**STATED GOAL**. In the entries below, count each line holding the word "icon". Answer with the total alone.

**SUPPLIED DATA**.
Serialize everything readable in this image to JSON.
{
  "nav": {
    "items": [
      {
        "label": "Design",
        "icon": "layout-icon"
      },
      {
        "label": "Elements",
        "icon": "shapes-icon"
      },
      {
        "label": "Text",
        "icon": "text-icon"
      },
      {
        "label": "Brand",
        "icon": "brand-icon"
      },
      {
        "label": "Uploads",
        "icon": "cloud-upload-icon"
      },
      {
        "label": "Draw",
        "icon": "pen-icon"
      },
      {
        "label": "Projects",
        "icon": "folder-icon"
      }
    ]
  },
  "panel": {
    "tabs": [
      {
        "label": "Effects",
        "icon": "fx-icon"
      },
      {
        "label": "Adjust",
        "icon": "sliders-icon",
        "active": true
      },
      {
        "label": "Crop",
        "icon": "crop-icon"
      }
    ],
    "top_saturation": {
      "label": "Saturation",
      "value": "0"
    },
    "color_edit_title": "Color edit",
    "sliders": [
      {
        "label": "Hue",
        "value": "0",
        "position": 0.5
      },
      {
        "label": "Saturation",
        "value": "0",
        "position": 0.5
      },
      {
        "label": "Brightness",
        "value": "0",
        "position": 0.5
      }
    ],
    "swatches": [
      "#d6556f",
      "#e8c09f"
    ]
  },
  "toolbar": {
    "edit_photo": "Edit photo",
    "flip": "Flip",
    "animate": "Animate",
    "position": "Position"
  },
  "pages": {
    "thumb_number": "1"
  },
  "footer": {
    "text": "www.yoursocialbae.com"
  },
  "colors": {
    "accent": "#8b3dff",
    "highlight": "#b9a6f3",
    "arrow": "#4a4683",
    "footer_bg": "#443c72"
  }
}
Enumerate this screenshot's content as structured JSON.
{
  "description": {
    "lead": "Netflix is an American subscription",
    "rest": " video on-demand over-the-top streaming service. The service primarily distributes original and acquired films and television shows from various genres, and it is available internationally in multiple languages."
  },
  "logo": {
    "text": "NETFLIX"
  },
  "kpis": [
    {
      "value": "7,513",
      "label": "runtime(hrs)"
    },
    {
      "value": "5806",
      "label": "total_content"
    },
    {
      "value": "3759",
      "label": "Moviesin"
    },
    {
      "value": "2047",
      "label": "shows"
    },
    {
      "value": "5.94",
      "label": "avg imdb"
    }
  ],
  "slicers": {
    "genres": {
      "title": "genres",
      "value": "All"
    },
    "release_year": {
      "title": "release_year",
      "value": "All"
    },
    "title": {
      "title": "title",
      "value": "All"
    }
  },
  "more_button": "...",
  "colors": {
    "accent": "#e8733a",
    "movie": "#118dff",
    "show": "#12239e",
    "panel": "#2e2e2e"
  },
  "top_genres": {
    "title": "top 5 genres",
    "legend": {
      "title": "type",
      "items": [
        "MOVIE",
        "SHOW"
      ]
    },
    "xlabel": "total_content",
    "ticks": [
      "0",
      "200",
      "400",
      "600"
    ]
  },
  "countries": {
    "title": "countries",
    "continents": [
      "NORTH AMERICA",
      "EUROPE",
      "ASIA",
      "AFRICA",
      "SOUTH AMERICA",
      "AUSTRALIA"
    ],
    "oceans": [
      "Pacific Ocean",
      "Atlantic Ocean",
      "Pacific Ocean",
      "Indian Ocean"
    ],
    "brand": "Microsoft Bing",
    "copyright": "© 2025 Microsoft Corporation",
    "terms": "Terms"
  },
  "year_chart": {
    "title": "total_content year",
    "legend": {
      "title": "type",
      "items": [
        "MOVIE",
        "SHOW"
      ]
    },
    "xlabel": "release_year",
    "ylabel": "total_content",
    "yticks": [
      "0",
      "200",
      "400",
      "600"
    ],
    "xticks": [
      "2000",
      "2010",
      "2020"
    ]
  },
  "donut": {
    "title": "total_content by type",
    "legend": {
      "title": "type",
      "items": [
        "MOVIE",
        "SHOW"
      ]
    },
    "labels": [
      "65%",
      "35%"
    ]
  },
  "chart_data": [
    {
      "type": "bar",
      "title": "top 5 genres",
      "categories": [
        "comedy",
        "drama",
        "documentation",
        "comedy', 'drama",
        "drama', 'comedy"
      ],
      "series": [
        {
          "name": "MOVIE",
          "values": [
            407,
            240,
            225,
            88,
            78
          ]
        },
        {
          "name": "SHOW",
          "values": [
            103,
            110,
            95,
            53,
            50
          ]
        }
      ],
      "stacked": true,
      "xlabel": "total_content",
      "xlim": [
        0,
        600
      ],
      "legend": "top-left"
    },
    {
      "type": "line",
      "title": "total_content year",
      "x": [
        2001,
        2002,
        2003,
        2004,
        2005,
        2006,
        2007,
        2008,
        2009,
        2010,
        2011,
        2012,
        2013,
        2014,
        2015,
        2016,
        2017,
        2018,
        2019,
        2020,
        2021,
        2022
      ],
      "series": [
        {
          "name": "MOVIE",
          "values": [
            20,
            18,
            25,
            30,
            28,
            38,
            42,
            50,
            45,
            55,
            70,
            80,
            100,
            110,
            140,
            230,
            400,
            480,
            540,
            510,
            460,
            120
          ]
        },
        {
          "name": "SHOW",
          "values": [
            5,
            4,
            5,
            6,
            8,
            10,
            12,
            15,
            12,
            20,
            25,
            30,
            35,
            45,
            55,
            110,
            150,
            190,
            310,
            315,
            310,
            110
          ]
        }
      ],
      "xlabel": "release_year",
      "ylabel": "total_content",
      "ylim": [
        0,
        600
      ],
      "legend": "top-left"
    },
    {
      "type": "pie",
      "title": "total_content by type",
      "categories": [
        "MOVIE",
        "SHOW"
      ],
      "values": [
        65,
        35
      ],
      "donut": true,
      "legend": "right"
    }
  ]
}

**OUTPUT OF THE EXERCISE**. 10